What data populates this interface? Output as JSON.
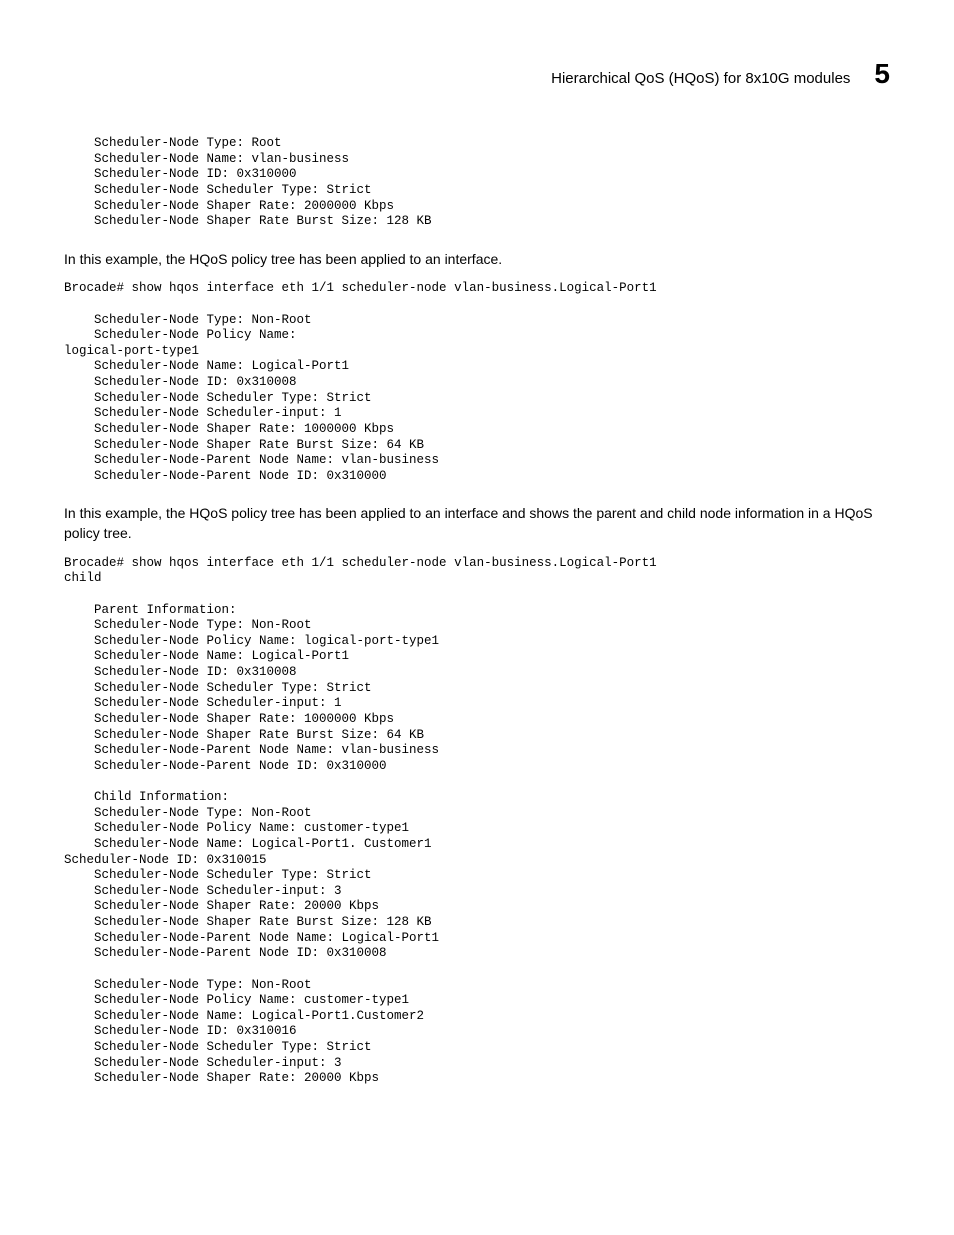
{
  "header": {
    "title": "Hierarchical QoS (HQoS) for 8x10G modules",
    "chapter": "5"
  },
  "block1": "    Scheduler-Node Type: Root\n    Scheduler-Node Name: vlan-business\n    Scheduler-Node ID: 0x310000\n    Scheduler-Node Scheduler Type: Strict\n    Scheduler-Node Shaper Rate: 2000000 Kbps\n    Scheduler-Node Shaper Rate Burst Size: 128 KB",
  "para1": "In this example, the HQoS policy tree has been applied to an interface.",
  "block2": "Brocade# show hqos interface eth 1/1 scheduler-node vlan-business.Logical-Port1\n\n    Scheduler-Node Type: Non-Root\n    Scheduler-Node Policy Name: \nlogical-port-type1\n    Scheduler-Node Name: Logical-Port1\n    Scheduler-Node ID: 0x310008\n    Scheduler-Node Scheduler Type: Strict\n    Scheduler-Node Scheduler-input: 1\n    Scheduler-Node Shaper Rate: 1000000 Kbps\n    Scheduler-Node Shaper Rate Burst Size: 64 KB\n    Scheduler-Node-Parent Node Name: vlan-business\n    Scheduler-Node-Parent Node ID: 0x310000",
  "para2": "In this example, the HQoS policy tree has been applied to an interface and shows the parent and child node information in a HQoS policy tree.",
  "block3": "Brocade# show hqos interface eth 1/1 scheduler-node vlan-business.Logical-Port1 \nchild\n\n    Parent Information:\n    Scheduler-Node Type: Non-Root\n    Scheduler-Node Policy Name: logical-port-type1\n    Scheduler-Node Name: Logical-Port1\n    Scheduler-Node ID: 0x310008\n    Scheduler-Node Scheduler Type: Strict\n    Scheduler-Node Scheduler-input: 1\n    Scheduler-Node Shaper Rate: 1000000 Kbps\n    Scheduler-Node Shaper Rate Burst Size: 64 KB\n    Scheduler-Node-Parent Node Name: vlan-business\n    Scheduler-Node-Parent Node ID: 0x310000\n\n    Child Information:\n    Scheduler-Node Type: Non-Root\n    Scheduler-Node Policy Name: customer-type1\n    Scheduler-Node Name: Logical-Port1. Customer1\nScheduler-Node ID: 0x310015\n    Scheduler-Node Scheduler Type: Strict\n    Scheduler-Node Scheduler-input: 3\n    Scheduler-Node Shaper Rate: 20000 Kbps\n    Scheduler-Node Shaper Rate Burst Size: 128 KB\n    Scheduler-Node-Parent Node Name: Logical-Port1\n    Scheduler-Node-Parent Node ID: 0x310008\n\n    Scheduler-Node Type: Non-Root\n    Scheduler-Node Policy Name: customer-type1\n    Scheduler-Node Name: Logical-Port1.Customer2\n    Scheduler-Node ID: 0x310016\n    Scheduler-Node Scheduler Type: Strict\n    Scheduler-Node Scheduler-input: 3\n    Scheduler-Node Shaper Rate: 20000 Kbps"
}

Stated exercise:
Repeat the entries exactly and keep the pictures out of the copy.

Task response:
What data populates this interface? Output as JSON.
{
  "header": {
    "title": "Hierarchical QoS (HQoS) for 8x10G modules",
    "chapter": "5"
  },
  "block1": "    Scheduler-Node Type: Root\n    Scheduler-Node Name: vlan-business\n    Scheduler-Node ID: 0x310000\n    Scheduler-Node Scheduler Type: Strict\n    Scheduler-Node Shaper Rate: 2000000 Kbps\n    Scheduler-Node Shaper Rate Burst Size: 128 KB",
  "para1": "In this example, the HQoS policy tree has been applied to an interface.",
  "block2": "Brocade# show hqos interface eth 1/1 scheduler-node vlan-business.Logical-Port1\n\n    Scheduler-Node Type: Non-Root\n    Scheduler-Node Policy Name: \nlogical-port-type1\n    Scheduler-Node Name: Logical-Port1\n    Scheduler-Node ID: 0x310008\n    Scheduler-Node Scheduler Type: Strict\n    Scheduler-Node Scheduler-input: 1\n    Scheduler-Node Shaper Rate: 1000000 Kbps\n    Scheduler-Node Shaper Rate Burst Size: 64 KB\n    Scheduler-Node-Parent Node Name: vlan-business\n    Scheduler-Node-Parent Node ID: 0x310000",
  "para2": "In this example, the HQoS policy tree has been applied to an interface and shows the parent and child node information in a HQoS policy tree.",
  "block3": "Brocade# show hqos interface eth 1/1 scheduler-node vlan-business.Logical-Port1 \nchild\n\n    Parent Information:\n    Scheduler-Node Type: Non-Root\n    Scheduler-Node Policy Name: logical-port-type1\n    Scheduler-Node Name: Logical-Port1\n    Scheduler-Node ID: 0x310008\n    Scheduler-Node Scheduler Type: Strict\n    Scheduler-Node Scheduler-input: 1\n    Scheduler-Node Shaper Rate: 1000000 Kbps\n    Scheduler-Node Shaper Rate Burst Size: 64 KB\n    Scheduler-Node-Parent Node Name: vlan-business\n    Scheduler-Node-Parent Node ID: 0x310000\n\n    Child Information:\n    Scheduler-Node Type: Non-Root\n    Scheduler-Node Policy Name: customer-type1\n    Scheduler-Node Name: Logical-Port1. Customer1\nScheduler-Node ID: 0x310015\n    Scheduler-Node Scheduler Type: Strict\n    Scheduler-Node Scheduler-input: 3\n    Scheduler-Node Shaper Rate: 20000 Kbps\n    Scheduler-Node Shaper Rate Burst Size: 128 KB\n    Scheduler-Node-Parent Node Name: Logical-Port1\n    Scheduler-Node-Parent Node ID: 0x310008\n\n    Scheduler-Node Type: Non-Root\n    Scheduler-Node Policy Name: customer-type1\n    Scheduler-Node Name: Logical-Port1.Customer2\n    Scheduler-Node ID: 0x310016\n    Scheduler-Node Scheduler Type: Strict\n    Scheduler-Node Scheduler-input: 3\n    Scheduler-Node Shaper Rate: 20000 Kbps"
}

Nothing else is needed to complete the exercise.